## TASK DETAILS
Restate the data word for word and leave the images out.

## DATA FOR PROCESSING
● ● ●

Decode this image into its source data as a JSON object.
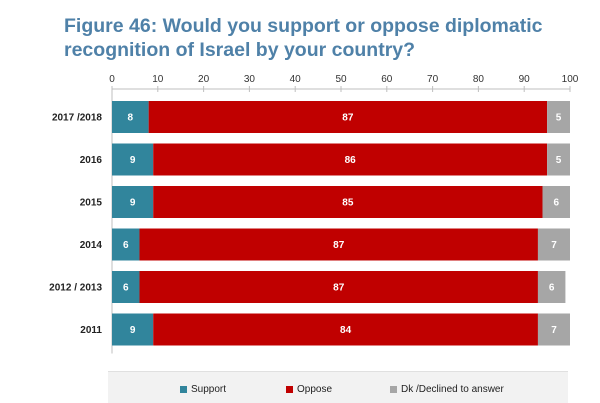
{
  "title_lines": [
    "Figure 46: Would you support or oppose diplomatic",
    "recognition of Israel by your country?"
  ],
  "chart_data": {
    "type": "bar",
    "orientation": "horizontal",
    "stacked": true,
    "categories": [
      "2017 /2018",
      "2016",
      "2015",
      "2014",
      "2012 / 2013",
      "2011"
    ],
    "series": [
      {
        "name": "Support",
        "color": "#31859c",
        "values": [
          8,
          9,
          9,
          6,
          6,
          9
        ]
      },
      {
        "name": "Oppose",
        "color": "#c00000",
        "values": [
          87,
          86,
          85,
          87,
          87,
          84
        ]
      },
      {
        "name": "Dk /Declined to answer",
        "color": "#a6a6a6",
        "values": [
          5,
          5,
          6,
          7,
          6,
          7
        ]
      }
    ],
    "xlim": [
      0,
      100
    ],
    "xticks": [
      0,
      10,
      20,
      30,
      40,
      50,
      60,
      70,
      80,
      90,
      100
    ],
    "grid": false,
    "legend_position": "bottom"
  }
}
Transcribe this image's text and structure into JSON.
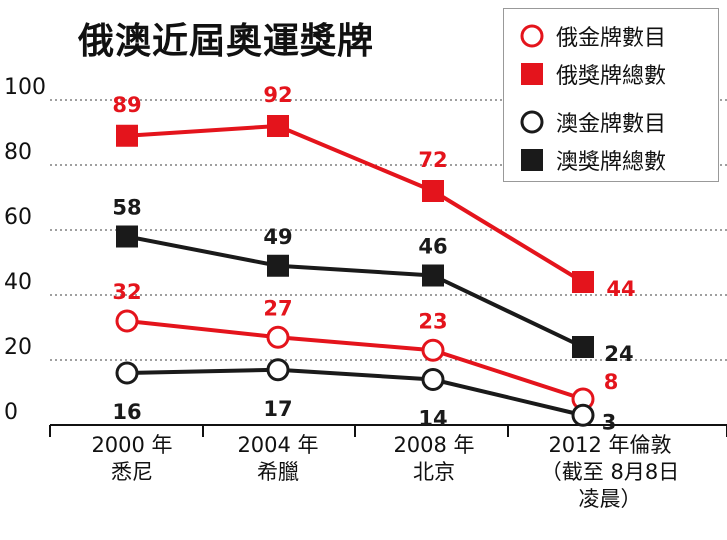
{
  "chart_data": {
    "type": "line",
    "title": "俄澳近屆奧運獎牌",
    "categories": [
      "2000年悉尼",
      "2004年希臘",
      "2008年北京",
      "2012年倫敦（截至8月8日凌晨）"
    ],
    "category_lines": [
      [
        "2000 年",
        "悉尼"
      ],
      [
        "2004 年",
        "希臘"
      ],
      [
        "2008 年",
        "北京"
      ],
      [
        "2012 年倫敦",
        "（截至 8月8日",
        "凌晨）"
      ]
    ],
    "y_ticks": [
      0,
      20,
      40,
      60,
      80,
      100
    ],
    "ylim": [
      0,
      100
    ],
    "grid": true,
    "legend_position": "top-right",
    "series": [
      {
        "name": "俄獎牌總數",
        "values": [
          89,
          92,
          72,
          44
        ],
        "color": "#e4141c",
        "marker": "square-filled"
      },
      {
        "name": "澳獎牌總數",
        "values": [
          58,
          49,
          46,
          24
        ],
        "color": "#1a1a1a",
        "marker": "square-filled"
      },
      {
        "name": "俄金牌數目",
        "values": [
          32,
          27,
          23,
          8
        ],
        "color": "#e4141c",
        "marker": "circle-open"
      },
      {
        "name": "澳金牌數目",
        "values": [
          16,
          17,
          14,
          3
        ],
        "color": "#1a1a1a",
        "marker": "circle-open"
      }
    ],
    "legend": [
      {
        "name": "俄金牌數目",
        "color": "#e4141c",
        "marker": "circle-open"
      },
      {
        "name": "俄獎牌總數",
        "color": "#e4141c",
        "marker": "square-filled"
      },
      {
        "name": "澳金牌數目",
        "color": "#1a1a1a",
        "marker": "circle-open"
      },
      {
        "name": "澳獎牌總數",
        "color": "#1a1a1a",
        "marker": "square-filled"
      }
    ]
  }
}
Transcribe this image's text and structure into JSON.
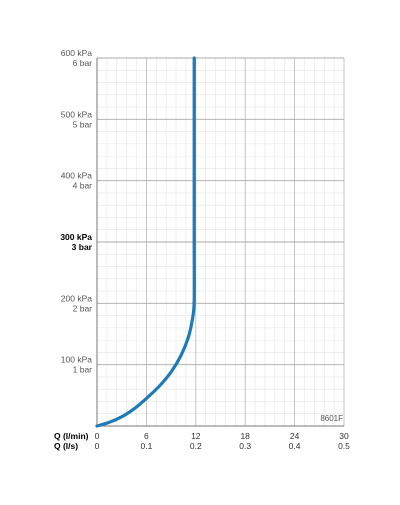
{
  "chart_data": {
    "type": "line",
    "code_label": "8601F",
    "xlabel_primary": "Q (l/min)",
    "xlabel_secondary": "Q (l/s)",
    "x_ticks_primary": [
      "0",
      "6",
      "12",
      "18",
      "24",
      "30"
    ],
    "x_ticks_secondary": [
      "0",
      "0.1",
      "0.2",
      "0.3",
      "0.4",
      "0.5"
    ],
    "xlim": [
      0,
      30
    ],
    "ylim": [
      0,
      600
    ],
    "y_ticks": [
      {
        "value": 100,
        "kpa": "100 kPa",
        "bar": "1 bar",
        "emphasis": false
      },
      {
        "value": 200,
        "kpa": "200 kPa",
        "bar": "2 bar",
        "emphasis": false
      },
      {
        "value": 300,
        "kpa": "300 kPa",
        "bar": "3 bar",
        "emphasis": true
      },
      {
        "value": 400,
        "kpa": "400 kPa",
        "bar": "4 bar",
        "emphasis": false
      },
      {
        "value": 500,
        "kpa": "500 kPa",
        "bar": "5 bar",
        "emphasis": false
      },
      {
        "value": 600,
        "kpa": "600 kPa",
        "bar": "6 bar",
        "emphasis": false
      }
    ],
    "grid": true,
    "series": [
      {
        "color": "#1f7ab8",
        "points": [
          [
            0,
            0
          ],
          [
            1.5,
            6
          ],
          [
            3,
            15
          ],
          [
            4.5,
            28
          ],
          [
            6,
            45
          ],
          [
            7.5,
            64
          ],
          [
            9,
            88
          ],
          [
            10.2,
            115
          ],
          [
            11.1,
            145
          ],
          [
            11.6,
            175
          ],
          [
            11.8,
            205
          ],
          [
            11.8,
            300
          ],
          [
            11.8,
            400
          ],
          [
            11.8,
            500
          ],
          [
            11.8,
            600
          ]
        ]
      }
    ]
  }
}
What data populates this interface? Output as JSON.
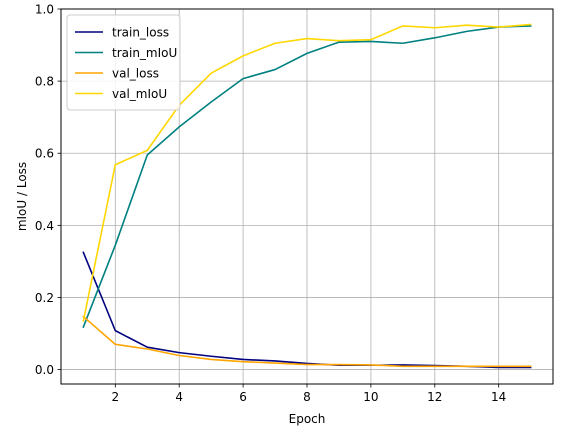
{
  "chart_data": {
    "type": "line",
    "title": "",
    "xlabel": "Epoch",
    "ylabel": "mIoU / Loss",
    "xlim": [
      0.3,
      15.7
    ],
    "ylim": [
      -0.04,
      1.0
    ],
    "xticks": [
      2,
      4,
      6,
      8,
      10,
      12,
      14
    ],
    "xtick_labels": [
      "2",
      "4",
      "6",
      "8",
      "10",
      "12",
      "14"
    ],
    "yticks": [
      0.0,
      0.2,
      0.4,
      0.6,
      0.8,
      1.0
    ],
    "ytick_labels": [
      "0.0",
      "0.2",
      "0.4",
      "0.6",
      "0.8",
      "1.0"
    ],
    "grid": true,
    "legend_position": "top-left",
    "x": [
      1,
      2,
      3,
      4,
      5,
      6,
      7,
      8,
      9,
      10,
      11,
      12,
      13,
      14,
      15
    ],
    "series": [
      {
        "name": "train_loss",
        "color": "#000080",
        "values": [
          0.325,
          0.108,
          0.062,
          0.047,
          0.037,
          0.028,
          0.024,
          0.017,
          0.012,
          0.012,
          0.013,
          0.011,
          0.009,
          0.006,
          0.006
        ]
      },
      {
        "name": "train_mIoU",
        "color": "#008080",
        "values": [
          0.118,
          0.345,
          0.595,
          0.673,
          0.742,
          0.807,
          0.832,
          0.877,
          0.908,
          0.91,
          0.905,
          0.92,
          0.938,
          0.95,
          0.953
        ]
      },
      {
        "name": "val_loss",
        "color": "#FFA500",
        "values": [
          0.147,
          0.07,
          0.057,
          0.039,
          0.028,
          0.022,
          0.018,
          0.014,
          0.014,
          0.013,
          0.009,
          0.009,
          0.009,
          0.009,
          0.009
        ]
      },
      {
        "name": "val_mIoU",
        "color": "#FFD700",
        "values": [
          0.135,
          0.568,
          0.608,
          0.733,
          0.822,
          0.87,
          0.905,
          0.918,
          0.912,
          0.915,
          0.953,
          0.948,
          0.955,
          0.95,
          0.957
        ]
      }
    ]
  }
}
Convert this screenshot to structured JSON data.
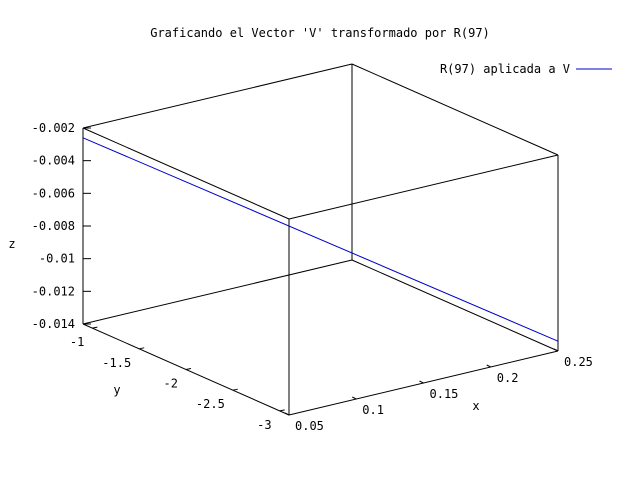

● ● ●

## CORRECT ANSWER
Decode this image into its source data as a JSON object.
{
  "title_lines": [
    "Figure 46: Would you support or oppose diplomatic",
    "recognition of Israel by your country?"
  ],
  "chart_data": {
    "type": "bar",
    "orientation": "horizontal",
    "stacked": true,
    "categories": [
      "2017 /2018",
      "2016",
      "2015",
      "2014",
      "2012 / 2013",
      "2011"
    ],
    "series": [
      {
        "name": "Support",
        "color": "#31859c",
        "values": [
          8,
          9,
          9,
          6,
          6,
          9
        ]
      },
      {
        "name": "Oppose",
        "color": "#c00000",
        "values": [
          87,
          86,
          85,
          87,
          87,
          84
        ]
      },
      {
        "name": "Dk /Declined to answer",
        "color": "#a6a6a6",
        "values": [
          5,
          5,
          6,
          7,
          6,
          7
        ]
      }
    ],
    "xlim": [
      0,
      100
    ],
    "xticks": [
      0,
      10,
      20,
      30,
      40,
      50,
      60,
      70,
      80,
      90,
      100
    ],
    "grid": false,
    "legend_position": "bottom"
  }
}
Transcribe this image's text and structure into JSON.
{
  "chart_data": {
    "type": "line",
    "title": "俄澳近屆奧運獎牌",
    "categories": [
      "2000年悉尼",
      "2004年希臘",
      "2008年北京",
      "2012年倫敦（截至8月8日凌晨）"
    ],
    "category_lines": [
      [
        "2000 年",
        "悉尼"
      ],
      [
        "2004 年",
        "希臘"
      ],
      [
        "2008 年",
        "北京"
      ],
      [
        "2012 年倫敦",
        "（截至 8月8日",
        "凌晨）"
      ]
    ],
    "y_ticks": [
      0,
      20,
      40,
      60,
      80,
      100
    ],
    "ylim": [
      0,
      100
    ],
    "grid": true,
    "legend_position": "top-right",
    "series": [
      {
        "name": "俄獎牌總數",
        "values": [
          89,
          92,
          72,
          44
        ],
        "color": "#e4141c",
        "marker": "square-filled"
      },
      {
        "name": "澳獎牌總數",
        "values": [
          58,
          49,
          46,
          24
        ],
        "color": "#1a1a1a",
        "marker": "square-filled"
      },
      {
        "name": "俄金牌數目",
        "values": [
          32,
          27,
          23,
          8
        ],
        "color": "#e4141c",
        "marker": "circle-open"
      },
      {
        "name": "澳金牌數目",
        "values": [
          16,
          17,
          14,
          3
        ],
        "color": "#1a1a1a",
        "marker": "circle-open"
      }
    ],
    "legend": [
      {
        "name": "俄金牌數目",
        "color": "#e4141c",
        "marker": "circle-open"
      },
      {
        "name": "俄獎牌總數",
        "color": "#e4141c",
        "marker": "square-filled"
      },
      {
        "name": "澳金牌數目",
        "color": "#1a1a1a",
        "marker": "circle-open"
      },
      {
        "name": "澳獎牌總數",
        "color": "#1a1a1a",
        "marker": "square-filled"
      }
    ]
  }
}
Transcribe this image's text and structure into JSON.
{
  "chart_data": {
    "type": "line",
    "code_label": "8601F",
    "xlabel_primary": "Q (l/min)",
    "xlabel_secondary": "Q (l/s)",
    "x_ticks_primary": [
      "0",
      "6",
      "12",
      "18",
      "24",
      "30"
    ],
    "x_ticks_secondary": [
      "0",
      "0.1",
      "0.2",
      "0.3",
      "0.4",
      "0.5"
    ],
    "xlim": [
      0,
      30
    ],
    "ylim": [
      0,
      600
    ],
    "y_ticks": [
      {
        "value": 100,
        "kpa": "100 kPa",
        "bar": "1 bar",
        "emphasis": false
      },
      {
        "value": 200,
        "kpa": "200 kPa",
        "bar": "2 bar",
        "emphasis": false
      },
      {
        "value": 300,
        "kpa": "300 kPa",
        "bar": "3 bar",
        "emphasis": true
      },
      {
        "value": 400,
        "kpa": "400 kPa",
        "bar": "4 bar",
        "emphasis": false
      },
      {
        "value": 500,
        "kpa": "500 kPa",
        "bar": "5 bar",
        "emphasis": false
      },
      {
        "value": 600,
        "kpa": "600 kPa",
        "bar": "6 bar",
        "emphasis": false
      }
    ],
    "grid": true,
    "series": [
      {
        "color": "#1f7ab8",
        "points": [
          [
            0,
            0
          ],
          [
            1.5,
            6
          ],
          [
            3,
            15
          ],
          [
            4.5,
            28
          ],
          [
            6,
            45
          ],
          [
            7.5,
            64
          ],
          [
            9,
            88
          ],
          [
            10.2,
            115
          ],
          [
            11.1,
            145
          ],
          [
            11.6,
            175
          ],
          [
            11.8,
            205
          ],
          [
            11.8,
            300
          ],
          [
            11.8,
            400
          ],
          [
            11.8,
            500
          ],
          [
            11.8,
            600
          ]
        ]
      }
    ]
  }
}
What data populates this interface? Output as JSON.
{
  "chart_data": {
    "type": "line",
    "title": "",
    "xlabel": "Epoch",
    "ylabel": "mIoU / Loss",
    "xlim": [
      0.3,
      15.7
    ],
    "ylim": [
      -0.04,
      1.0
    ],
    "xticks": [
      2,
      4,
      6,
      8,
      10,
      12,
      14
    ],
    "xtick_labels": [
      "2",
      "4",
      "6",
      "8",
      "10",
      "12",
      "14"
    ],
    "yticks": [
      0.0,
      0.2,
      0.4,
      0.6,
      0.8,
      1.0
    ],
    "ytick_labels": [
      "0.0",
      "0.2",
      "0.4",
      "0.6",
      "0.8",
      "1.0"
    ],
    "grid": true,
    "legend_position": "top-left",
    "x": [
      1,
      2,
      3,
      4,
      5,
      6,
      7,
      8,
      9,
      10,
      11,
      12,
      13,
      14,
      15
    ],
    "series": [
      {
        "name": "train_loss",
        "color": "#000080",
        "values": [
          0.325,
          0.108,
          0.062,
          0.047,
          0.037,
          0.028,
          0.024,
          0.017,
          0.012,
          0.012,
          0.013,
          0.011,
          0.009,
          0.006,
          0.006
        ]
      },
      {
        "name": "train_mIoU",
        "color": "#008080",
        "values": [
          0.118,
          0.345,
          0.595,
          0.673,
          0.742,
          0.807,
          0.832,
          0.877,
          0.908,
          0.91,
          0.905,
          0.92,
          0.938,
          0.95,
          0.953
        ]
      },
      {
        "name": "val_loss",
        "color": "#FFA500",
        "values": [
          0.147,
          0.07,
          0.057,
          0.039,
          0.028,
          0.022,
          0.018,
          0.014,
          0.014,
          0.013,
          0.009,
          0.009,
          0.009,
          0.009,
          0.009
        ]
      },
      {
        "name": "val_mIoU",
        "color": "#FFD700",
        "values": [
          0.135,
          0.568,
          0.608,
          0.733,
          0.822,
          0.87,
          0.905,
          0.918,
          0.912,
          0.915,
          0.953,
          0.948,
          0.955,
          0.95,
          0.957
        ]
      }
    ]
  }
}
Convert this screenshot to structured JSON data.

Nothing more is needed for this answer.